(Challenge): Keep the wording of each record exactly the same when you repeat it, and leave out pictures.

(Dataset records)
** start **
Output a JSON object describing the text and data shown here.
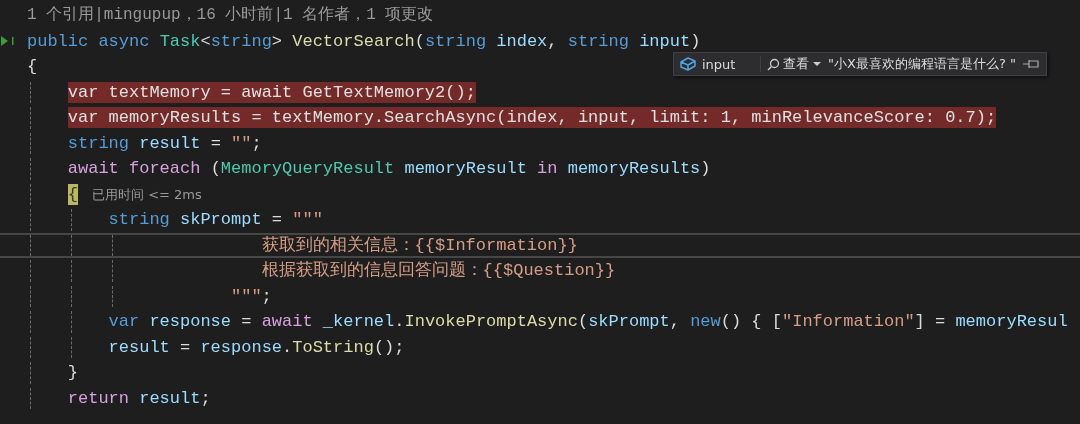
{
  "editor": {
    "lines": [
      {
        "kind": "codelens",
        "highlighted": false,
        "current": false,
        "gutter_marker": false,
        "tokens": [
          {
            "text": "1 个引用|mingupup，16 小时前|1 名作者，1 项更改",
            "kind": "lens"
          }
        ]
      },
      {
        "kind": "code",
        "highlighted": false,
        "current": false,
        "gutter_marker": true,
        "tokens": [
          {
            "text": "public async ",
            "kind": "keyword"
          },
          {
            "text": "Task",
            "kind": "type"
          },
          {
            "text": "<",
            "kind": "plain"
          },
          {
            "text": "string",
            "kind": "keyword"
          },
          {
            "text": "> ",
            "kind": "plain"
          },
          {
            "text": "VectorSearch",
            "kind": "method"
          },
          {
            "text": "(",
            "kind": "plain"
          },
          {
            "text": "string ",
            "kind": "keyword"
          },
          {
            "text": "index",
            "kind": "variable"
          },
          {
            "text": ", ",
            "kind": "plain"
          },
          {
            "text": "string ",
            "kind": "keyword"
          },
          {
            "text": "input",
            "kind": "variable"
          },
          {
            "text": ")",
            "kind": "plain"
          }
        ]
      },
      {
        "kind": "code",
        "highlighted": false,
        "current": false,
        "gutter_marker": false,
        "tokens": [
          {
            "text": "{",
            "kind": "plain"
          }
        ]
      },
      {
        "kind": "code",
        "highlighted": true,
        "current": false,
        "gutter_marker": false,
        "tokens": [
          {
            "text": "var textMemory = await GetTextMemory2();",
            "kind": "plain"
          }
        ]
      },
      {
        "kind": "code",
        "highlighted": true,
        "current": false,
        "gutter_marker": false,
        "tokens": [
          {
            "text": "var memoryResults = textMemory.SearchAsync(index, input, limit: 1, minRelevanceScore: 0.7);",
            "kind": "plain"
          }
        ]
      },
      {
        "kind": "code",
        "highlighted": false,
        "current": false,
        "gutter_marker": false,
        "tokens": [
          {
            "text": "string ",
            "kind": "keyword"
          },
          {
            "text": "result",
            "kind": "variable"
          },
          {
            "text": " = ",
            "kind": "plain"
          },
          {
            "text": "\"\"",
            "kind": "string"
          },
          {
            "text": ";",
            "kind": "plain"
          }
        ]
      },
      {
        "kind": "code",
        "highlighted": false,
        "current": false,
        "gutter_marker": false,
        "tokens": [
          {
            "text": "await foreach ",
            "kind": "control"
          },
          {
            "text": "(",
            "kind": "plain"
          },
          {
            "text": "MemoryQueryResult ",
            "kind": "type"
          },
          {
            "text": "memoryResult ",
            "kind": "variable"
          },
          {
            "text": "in ",
            "kind": "control"
          },
          {
            "text": "memoryResults",
            "kind": "variable"
          },
          {
            "text": ")",
            "kind": "plain"
          }
        ]
      },
      {
        "kind": "code",
        "highlighted": false,
        "current": false,
        "gutter_marker": false,
        "tokens": [
          {
            "text": "{",
            "kind": "brace_match"
          },
          {
            "text": "已用时间 <= 2ms",
            "kind": "hint"
          }
        ]
      },
      {
        "kind": "code",
        "highlighted": false,
        "current": false,
        "gutter_marker": false,
        "tokens": [
          {
            "text": "string ",
            "kind": "keyword"
          },
          {
            "text": "skPrompt",
            "kind": "variable"
          },
          {
            "text": " = ",
            "kind": "plain"
          },
          {
            "text": "\"\"\"",
            "kind": "string"
          }
        ]
      },
      {
        "kind": "code",
        "highlighted": false,
        "current": true,
        "gutter_marker": false,
        "tokens": [
          {
            "text": "获取到的相关信息：{{$Information}}",
            "kind": "string"
          }
        ]
      },
      {
        "kind": "code",
        "highlighted": false,
        "current": false,
        "gutter_marker": false,
        "tokens": [
          {
            "text": "根据获取到的信息回答问题：{{$Question}}",
            "kind": "string"
          }
        ]
      },
      {
        "kind": "code",
        "highlighted": false,
        "current": false,
        "gutter_marker": false,
        "tokens": [
          {
            "text": "\"\"\"",
            "kind": "string"
          },
          {
            "text": ";",
            "kind": "plain"
          }
        ]
      },
      {
        "kind": "code",
        "highlighted": false,
        "current": false,
        "gutter_marker": false,
        "tokens": [
          {
            "text": "var ",
            "kind": "keyword"
          },
          {
            "text": "response",
            "kind": "variable"
          },
          {
            "text": " = ",
            "kind": "plain"
          },
          {
            "text": "await ",
            "kind": "control"
          },
          {
            "text": "_kernel",
            "kind": "variable"
          },
          {
            "text": ".",
            "kind": "plain"
          },
          {
            "text": "InvokePromptAsync",
            "kind": "method"
          },
          {
            "text": "(",
            "kind": "plain"
          },
          {
            "text": "skPrompt",
            "kind": "variable"
          },
          {
            "text": ", ",
            "kind": "plain"
          },
          {
            "text": "new",
            "kind": "keyword"
          },
          {
            "text": "() { [",
            "kind": "plain"
          },
          {
            "text": "\"Information\"",
            "kind": "string"
          },
          {
            "text": "] = ",
            "kind": "plain"
          },
          {
            "text": "memoryResul",
            "kind": "variable"
          }
        ]
      },
      {
        "kind": "code",
        "highlighted": false,
        "current": false,
        "gutter_marker": false,
        "tokens": [
          {
            "text": "result",
            "kind": "variable"
          },
          {
            "text": " = ",
            "kind": "plain"
          },
          {
            "text": "response",
            "kind": "variable"
          },
          {
            "text": ".",
            "kind": "plain"
          },
          {
            "text": "ToString",
            "kind": "method"
          },
          {
            "text": "();",
            "kind": "plain"
          }
        ]
      },
      {
        "kind": "code",
        "highlighted": false,
        "current": false,
        "gutter_marker": false,
        "tokens": [
          {
            "text": "}",
            "kind": "plain"
          }
        ]
      },
      {
        "kind": "code",
        "highlighted": false,
        "current": false,
        "gutter_marker": false,
        "tokens": [
          {
            "text": "return ",
            "kind": "control"
          },
          {
            "text": "result",
            "kind": "variable"
          },
          {
            "text": ";",
            "kind": "plain"
          }
        ]
      }
    ]
  },
  "datatip": {
    "name": "input",
    "action": "查看",
    "value": "\"小X最喜欢的编程语言是什么? \""
  }
}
** end **
(Right answer):
Output a JSON object describing the text and data shown here.
{
  "editor": {
    "lines": [
      {
        "kind": "codelens",
        "highlighted": false,
        "current": false,
        "gutter_marker": false,
        "tokens": [
          {
            "text": "1 个引用|mingupup，16 小时前|1 名作者，1 项更改",
            "kind": "lens"
          }
        ]
      },
      {
        "kind": "code",
        "highlighted": false,
        "current": false,
        "gutter_marker": true,
        "tokens": [
          {
            "text": "public async ",
            "kind": "keyword"
          },
          {
            "text": "Task",
            "kind": "type"
          },
          {
            "text": "<",
            "kind": "plain"
          },
          {
            "text": "string",
            "kind": "keyword"
          },
          {
            "text": "> ",
            "kind": "plain"
          },
          {
            "text": "VectorSearch",
            "kind": "method"
          },
          {
            "text": "(",
            "kind": "plain"
          },
          {
            "text": "string ",
            "kind": "keyword"
          },
          {
            "text": "index",
            "kind": "variable"
          },
          {
            "text": ", ",
            "kind": "plain"
          },
          {
            "text": "string ",
            "kind": "keyword"
          },
          {
            "text": "input",
            "kind": "variable"
          },
          {
            "text": ")",
            "kind": "plain"
          }
        ]
      },
      {
        "kind": "code",
        "highlighted": false,
        "current": false,
        "gutter_marker": false,
        "tokens": [
          {
            "text": "{",
            "kind": "plain"
          }
        ]
      },
      {
        "kind": "code",
        "highlighted": true,
        "current": false,
        "gutter_marker": false,
        "tokens": [
          {
            "text": "var textMemory = await GetTextMemory2();",
            "kind": "plain"
          }
        ]
      },
      {
        "kind": "code",
        "highlighted": true,
        "current": false,
        "gutter_marker": false,
        "tokens": [
          {
            "text": "var memoryResults = textMemory.SearchAsync(index, input, limit: 1, minRelevanceScore: 0.7);",
            "kind": "plain"
          }
        ]
      },
      {
        "kind": "code",
        "highlighted": false,
        "current": false,
        "gutter_marker": false,
        "tokens": [
          {
            "text": "string ",
            "kind": "keyword"
          },
          {
            "text": "result",
            "kind": "variable"
          },
          {
            "text": " = ",
            "kind": "plain"
          },
          {
            "text": "\"\"",
            "kind": "string"
          },
          {
            "text": ";",
            "kind": "plain"
          }
        ]
      },
      {
        "kind": "code",
        "highlighted": false,
        "current": false,
        "gutter_marker": false,
        "tokens": [
          {
            "text": "await foreach ",
            "kind": "control"
          },
          {
            "text": "(",
            "kind": "plain"
          },
          {
            "text": "MemoryQueryResult ",
            "kind": "type"
          },
          {
            "text": "memoryResult ",
            "kind": "variable"
          },
          {
            "text": "in ",
            "kind": "control"
          },
          {
            "text": "memoryResults",
            "kind": "variable"
          },
          {
            "text": ")",
            "kind": "plain"
          }
        ]
      },
      {
        "kind": "code",
        "highlighted": false,
        "current": false,
        "gutter_marker": false,
        "tokens": [
          {
            "text": "{",
            "kind": "brace_match"
          },
          {
            "text": "已用时间 <= 2ms",
            "kind": "hint"
          }
        ]
      },
      {
        "kind": "code",
        "highlighted": false,
        "current": false,
        "gutter_marker": false,
        "tokens": [
          {
            "text": "string ",
            "kind": "keyword"
          },
          {
            "text": "skPrompt",
            "kind": "variable"
          },
          {
            "text": " = ",
            "kind": "plain"
          },
          {
            "text": "\"\"\"",
            "kind": "string"
          }
        ]
      },
      {
        "kind": "code",
        "highlighted": false,
        "current": true,
        "gutter_marker": false,
        "tokens": [
          {
            "text": "获取到的相关信息：{{$Information}}",
            "kind": "string"
          }
        ]
      },
      {
        "kind": "code",
        "highlighted": false,
        "current": false,
        "gutter_marker": false,
        "tokens": [
          {
            "text": "根据获取到的信息回答问题：{{$Question}}",
            "kind": "string"
          }
        ]
      },
      {
        "kind": "code",
        "highlighted": false,
        "current": false,
        "gutter_marker": false,
        "tokens": [
          {
            "text": "\"\"\"",
            "kind": "string"
          },
          {
            "text": ";",
            "kind": "plain"
          }
        ]
      },
      {
        "kind": "code",
        "highlighted": false,
        "current": false,
        "gutter_marker": false,
        "tokens": [
          {
            "text": "var ",
            "kind": "keyword"
          },
          {
            "text": "response",
            "kind": "variable"
          },
          {
            "text": " = ",
            "kind": "plain"
          },
          {
            "text": "await ",
            "kind": "control"
          },
          {
            "text": "_kernel",
            "kind": "variable"
          },
          {
            "text": ".",
            "kind": "plain"
          },
          {
            "text": "InvokePromptAsync",
            "kind": "method"
          },
          {
            "text": "(",
            "kind": "plain"
          },
          {
            "text": "skPrompt",
            "kind": "variable"
          },
          {
            "text": ", ",
            "kind": "plain"
          },
          {
            "text": "new",
            "kind": "keyword"
          },
          {
            "text": "() { [",
            "kind": "plain"
          },
          {
            "text": "\"Information\"",
            "kind": "string"
          },
          {
            "text": "] = ",
            "kind": "plain"
          },
          {
            "text": "memoryResul",
            "kind": "variable"
          }
        ]
      },
      {
        "kind": "code",
        "highlighted": false,
        "current": false,
        "gutter_marker": false,
        "tokens": [
          {
            "text": "result",
            "kind": "variable"
          },
          {
            "text": " = ",
            "kind": "plain"
          },
          {
            "text": "response",
            "kind": "variable"
          },
          {
            "text": ".",
            "kind": "plain"
          },
          {
            "text": "ToString",
            "kind": "method"
          },
          {
            "text": "();",
            "kind": "plain"
          }
        ]
      },
      {
        "kind": "code",
        "highlighted": false,
        "current": false,
        "gutter_marker": false,
        "tokens": [
          {
            "text": "}",
            "kind": "plain"
          }
        ]
      },
      {
        "kind": "code",
        "highlighted": false,
        "current": false,
        "gutter_marker": false,
        "tokens": [
          {
            "text": "return ",
            "kind": "control"
          },
          {
            "text": "result",
            "kind": "variable"
          },
          {
            "text": ";",
            "kind": "plain"
          }
        ]
      }
    ]
  },
  "datatip": {
    "name": "input",
    "action": "查看",
    "value": "\"小X最喜欢的编程语言是什么? \""
  }
}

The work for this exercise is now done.